WHAT YOU WILL DO – Among the entries below, count the lines that contain the word "Felhasználói". Write down only the total.

ENTRIES SUPPLIED –
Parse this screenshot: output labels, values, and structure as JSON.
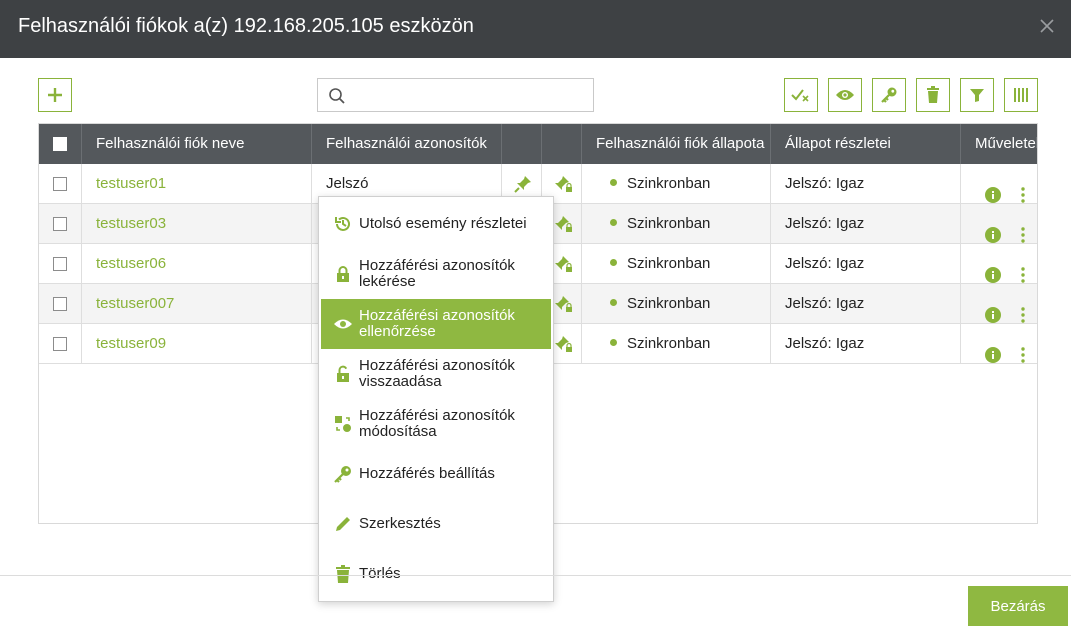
{
  "dialog": {
    "title": "Felhasználói fiókok a(z) 192.168.205.105 eszközön",
    "close_icon": "close-icon"
  },
  "toolbar": {
    "add_icon": "plus-icon",
    "search_placeholder": "",
    "search_value": "",
    "right_icons": [
      "check-x-icon",
      "eye-icon",
      "key-icon",
      "trash-icon",
      "filter-icon",
      "columns-icon"
    ]
  },
  "table": {
    "headers": {
      "name": "Felhasználói fiók neve",
      "credentials": "Felhasználói azonosítók",
      "status": "Felhasználói fiók állapota",
      "status_details": "Állapot részletei",
      "actions": "Műveletek"
    },
    "rows": [
      {
        "name": "testuser01",
        "credential": "Jelszó",
        "status": "Szinkronban",
        "detail": "Jelszó: Igaz"
      },
      {
        "name": "testuser03",
        "credential": "",
        "status": "Szinkronban",
        "detail": "Jelszó: Igaz"
      },
      {
        "name": "testuser06",
        "credential": "",
        "status": "Szinkronban",
        "detail": "Jelszó: Igaz"
      },
      {
        "name": "testuser007",
        "credential": "",
        "status": "Szinkronban",
        "detail": "Jelszó: Igaz"
      },
      {
        "name": "testuser09",
        "credential": "",
        "status": "Szinkronban",
        "detail": "Jelszó: Igaz"
      }
    ]
  },
  "context_menu": {
    "items": [
      {
        "label": "Utolsó esemény részletei",
        "icon": "history-icon",
        "active": false
      },
      {
        "label": "Hozzáférési azonosítók lekérése",
        "icon": "lock-icon",
        "active": false
      },
      {
        "label": "Hozzáférési azonosítók ellenőrzése",
        "icon": "eye-icon",
        "active": true
      },
      {
        "label": "Hozzáférési azonosítók visszaadása",
        "icon": "unlock-icon",
        "active": false
      },
      {
        "label": "Hozzáférési azonosítók módosítása",
        "icon": "change-icon",
        "active": false
      },
      {
        "label": "Hozzáférés beállítás",
        "icon": "key-icon",
        "active": false
      },
      {
        "label": "Szerkesztés",
        "icon": "pencil-icon",
        "active": false
      },
      {
        "label": "Törlés",
        "icon": "trash-icon",
        "active": false
      }
    ]
  },
  "footer": {
    "close_label": "Bezárás"
  },
  "colors": {
    "accent": "#8fb841",
    "titlebar": "#3e4144",
    "header": "#54585c"
  }
}
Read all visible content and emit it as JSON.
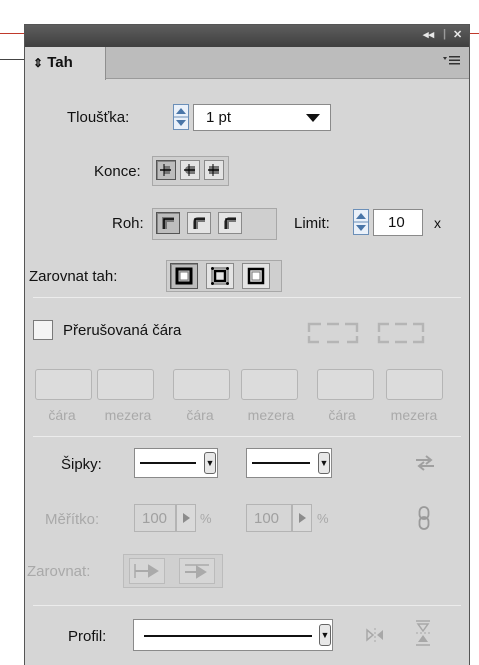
{
  "panel": {
    "tab_label": "Tah",
    "tab_arrow": "⇕",
    "menu_icon": "menu-lines-icon",
    "title_controls": {
      "collapse": "◂◂",
      "close": "✕"
    }
  },
  "weight": {
    "label": "Tloušťka:",
    "value": "1 pt"
  },
  "cap": {
    "label": "Konce:"
  },
  "join": {
    "label": "Roh:",
    "limit_label": "Limit:",
    "limit_value": "10",
    "limit_unit": "x"
  },
  "align": {
    "label": "Zarovnat tah:"
  },
  "dashed": {
    "checkbox_label": "Přerušovaná čára",
    "checked": false,
    "fields": [
      "čára",
      "mezera",
      "čára",
      "mezera",
      "čára",
      "mezera"
    ]
  },
  "arrowheads": {
    "label": "Šipky:"
  },
  "scale": {
    "label": "Měřítko:",
    "start_value": "100",
    "end_value": "100",
    "unit": "%"
  },
  "arrow_align": {
    "label": "Zarovnat:"
  },
  "profile": {
    "label": "Profil:"
  },
  "colors": {
    "panel_bg": "#d6d6d6",
    "titlebar": "#4a4a4a",
    "stepper_blue": "#6b8fb8"
  }
}
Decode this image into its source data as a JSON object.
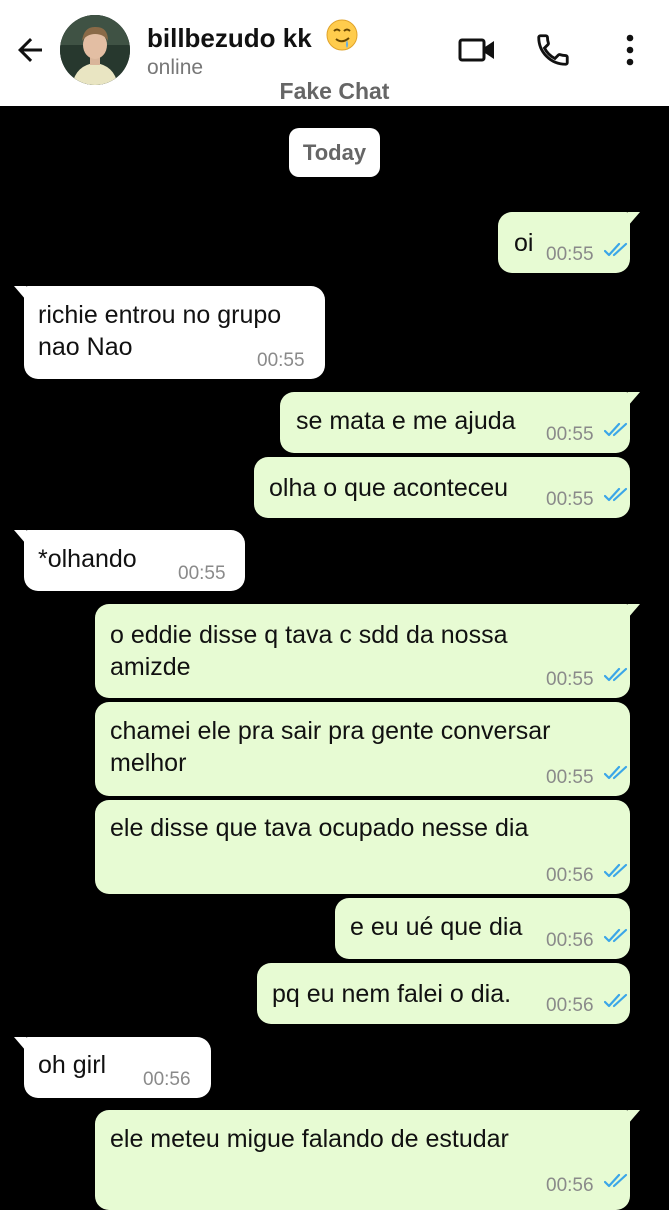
{
  "header": {
    "contact_name": "billbezudo kk",
    "status": "online",
    "app_label": "Fake Chat"
  },
  "date_divider": "Today",
  "messages": [
    {
      "dir": "out",
      "lines": [
        "oi"
      ],
      "time": "00:55",
      "read": true
    },
    {
      "dir": "in",
      "lines": [
        "richie entrou no grupo",
        "nao Nao"
      ],
      "time": "00:55"
    },
    {
      "dir": "out",
      "lines": [
        "se mata e me ajuda"
      ],
      "time": "00:55",
      "read": true
    },
    {
      "dir": "out",
      "lines": [
        "olha o que aconteceu"
      ],
      "time": "00:55",
      "read": true
    },
    {
      "dir": "in",
      "lines": [
        "*olhando"
      ],
      "time": "00:55"
    },
    {
      "dir": "out",
      "lines": [
        "o eddie disse q tava c sdd da nossa",
        "amizde"
      ],
      "time": "00:55",
      "read": true
    },
    {
      "dir": "out",
      "lines": [
        "chamei ele pra sair pra gente conversar",
        "melhor"
      ],
      "time": "00:55",
      "read": true
    },
    {
      "dir": "out",
      "lines": [
        "ele disse que tava ocupado nesse dia"
      ],
      "time": "00:56",
      "read": true
    },
    {
      "dir": "out",
      "lines": [
        "e eu ué que dia"
      ],
      "time": "00:56",
      "read": true
    },
    {
      "dir": "out",
      "lines": [
        "pq eu nem falei o dia."
      ],
      "time": "00:56",
      "read": true
    },
    {
      "dir": "in",
      "lines": [
        "oh girl"
      ],
      "time": "00:56"
    },
    {
      "dir": "out",
      "lines": [
        "ele meteu migue falando de estudar"
      ],
      "time": "00:56",
      "read": true
    }
  ],
  "colors": {
    "outgoing_bubble": "#e7fbd3",
    "incoming_bubble": "#ffffff",
    "chat_background": "#000000",
    "read_ticks": "#3ba6e8"
  },
  "icons": [
    "back-arrow-icon",
    "video-call-icon",
    "phone-icon",
    "more-options-icon",
    "drooling-face-emoji",
    "double-check-icon"
  ]
}
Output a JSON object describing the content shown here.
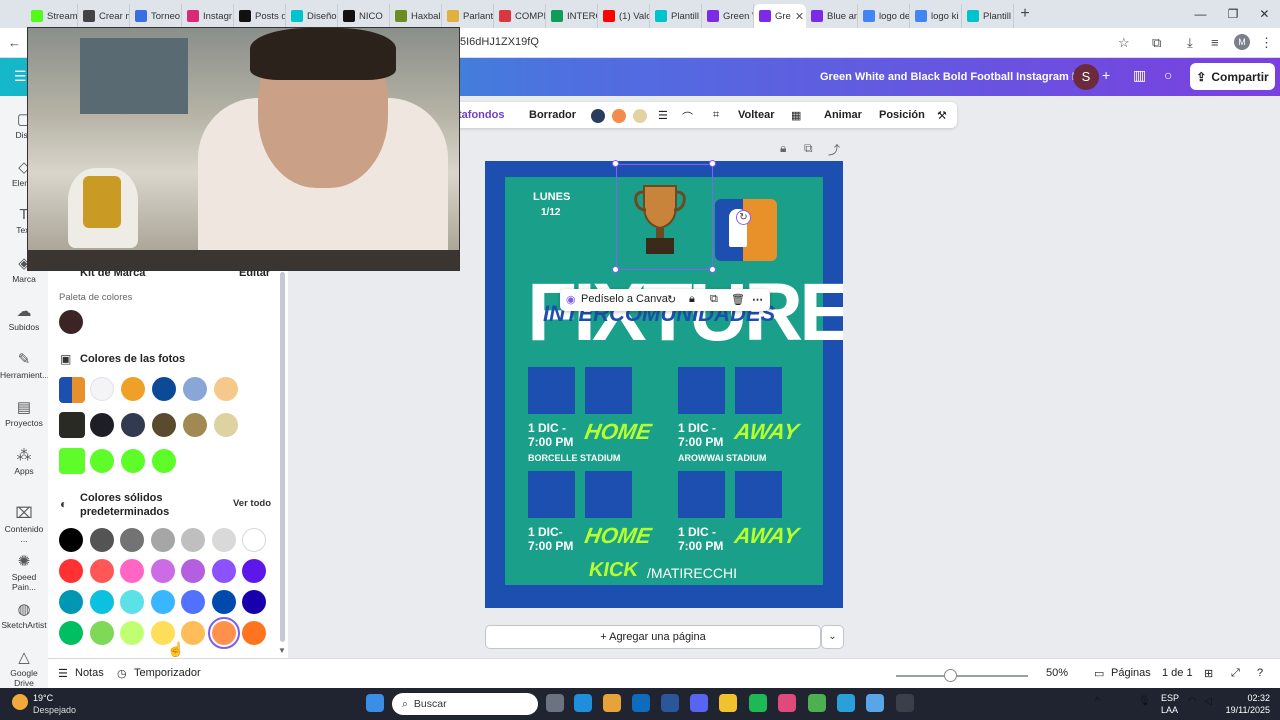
{
  "browser": {
    "tabs": [
      {
        "label": "Stream",
        "color": "#53fc18"
      },
      {
        "label": "Crear m",
        "color": "#444444"
      },
      {
        "label": "Torneo",
        "color": "#3b6ee0"
      },
      {
        "label": "Instagr",
        "color": "#d62976"
      },
      {
        "label": "Posts q",
        "color": "#111111"
      },
      {
        "label": "Diseño",
        "color": "#00c4cc"
      },
      {
        "label": "NICO",
        "color": "#111111"
      },
      {
        "label": "Haxbal",
        "color": "#6b8e23"
      },
      {
        "label": "Parlant",
        "color": "#e0b040"
      },
      {
        "label": "COMPI",
        "color": "#d9363e"
      },
      {
        "label": "INTERC",
        "color": "#0f9d58"
      },
      {
        "label": "(1) Valo",
        "color": "#ff0000"
      },
      {
        "label": "Plantill",
        "color": "#00c4cc"
      },
      {
        "label": "Green V",
        "color": "#7d2ae8"
      },
      {
        "label": "Gre",
        "color": "#7d2ae8"
      },
      {
        "label": "Blue an",
        "color": "#7d2ae8"
      },
      {
        "label": "logo de",
        "color": "#4285f4"
      },
      {
        "label": "logo ki",
        "color": "#4285f4"
      },
      {
        "label": "Plantill",
        "color": "#00c4cc"
      }
    ],
    "active_tab_index": 14,
    "tab_close": "✕",
    "new_tab": "+",
    "window_controls": [
      "—",
      "❐",
      "✕"
    ],
    "url": "5I6dHJ1ZX19fQ",
    "profile_initial": "M"
  },
  "header": {
    "doc_title": "Green White and Black Bold Football Instagram Post",
    "user_initial": "S",
    "share_label": "Compartir"
  },
  "rail": {
    "items": [
      {
        "label": "Dise",
        "icon": "design-icon"
      },
      {
        "label": "Eleme",
        "icon": "elements-icon"
      },
      {
        "label": "Text",
        "icon": "text-icon"
      },
      {
        "label": "Marca",
        "icon": "brand-icon"
      },
      {
        "label": "Subidos",
        "icon": "upload-icon"
      },
      {
        "label": "Herramient...",
        "icon": "tools-icon"
      },
      {
        "label": "Proyectos",
        "icon": "folder-icon"
      },
      {
        "label": "Apps",
        "icon": "apps-icon"
      },
      {
        "label": "Contenido ...",
        "icon": "content-icon"
      },
      {
        "label": "Speed Pain...",
        "icon": "speed-paint-icon"
      },
      {
        "label": "SketchArtist",
        "icon": "sketch-artist-icon"
      },
      {
        "label": "Google Drive",
        "icon": "google-drive-icon"
      }
    ]
  },
  "panel": {
    "kit_label": "Kit de Marca",
    "kit_edit": "Editar",
    "palette_label": "Paleta de colores",
    "palette_colors": [
      "#3b2424"
    ],
    "photo_colors_title": "Colores de las fotos",
    "photo_rows": [
      [
        "#f4f4f6",
        "#efa127",
        "#0c4a98",
        "#88a6d6",
        "#f5c98b"
      ],
      [
        "#1e1e26",
        "#313a4e",
        "#5a4a2e",
        "#a08a52",
        "#ddd2a0"
      ],
      [
        "#5efc28",
        "#5efc28",
        "#5efc28"
      ]
    ],
    "solid_title": "Colores sólidos predeterminados",
    "solid_see_all": "Ver todo",
    "solid_rows": [
      [
        "#000000",
        "#545454",
        "#737373",
        "#a6a6a6",
        "#bfbfbf",
        "#d9d9d9",
        "#ffffff"
      ],
      [
        "#ff3131",
        "#ff5757",
        "#ff66c4",
        "#cb6ce6",
        "#b35fe0",
        "#8c52ff",
        "#5e17eb"
      ],
      [
        "#0097b2",
        "#0cc0df",
        "#5ce1e6",
        "#38b6ff",
        "#5271ff",
        "#004aad",
        "#1800ad"
      ],
      [
        "#00bf63",
        "#7ed957",
        "#c1ff72",
        "#ffde59",
        "#ffbd59",
        "#ff914d",
        "#ff751f"
      ]
    ],
    "selected_solid": "#ff914d"
  },
  "toolbar": {
    "fondos_label": "tafondos",
    "borrador_label": "Borrador",
    "colors": [
      "#2b3d5e",
      "#f38b4a",
      "#e2d4a2"
    ],
    "voltear_label": "Voltear",
    "animar_label": "Animar",
    "posicion_label": "Posición"
  },
  "design": {
    "day": "LUNES",
    "date": "1/12",
    "headline": "FIXTURES",
    "subtitle": "INTERCOMUNIDADES",
    "matches": [
      {
        "when": "1 DIC -",
        "time": "7:00 PM",
        "tag": "HOME",
        "stadium": "BORCELLE STADIUM"
      },
      {
        "when": "1 DIC -",
        "time": "7:00 PM",
        "tag": "AWAY",
        "stadium": "AROWWAI STADIUM"
      },
      {
        "when": "1 DIC-",
        "time": "7:00 PM",
        "tag": "HOME",
        "stadium": ""
      },
      {
        "when": "1 DIC -",
        "time": "7:00 PM",
        "tag": "AWAY",
        "stadium": ""
      }
    ],
    "kick_label": "KICK",
    "channel": "/MATIRECCHI",
    "colors": {
      "frame": "#1d4fb0",
      "inner": "#1aa08a",
      "neon": "#b8ff2e"
    }
  },
  "context_menu": {
    "ask_canva": "Pedíselo a Canva"
  },
  "add_page_label": "+ Agregar una página",
  "bottom": {
    "notes_label": "Notas",
    "timer_label": "Temporizador",
    "zoom": "50%",
    "pages_label": "Páginas",
    "page_count": "1 de 1"
  },
  "taskbar": {
    "temp": "19°C",
    "weather": "Despejado",
    "search_placeholder": "Buscar",
    "lang_1": "ESP",
    "lang_2": "LAA",
    "time": "02:32",
    "date": "19/11/2025"
  }
}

ANSWER FOR THIS EXERCISE – 4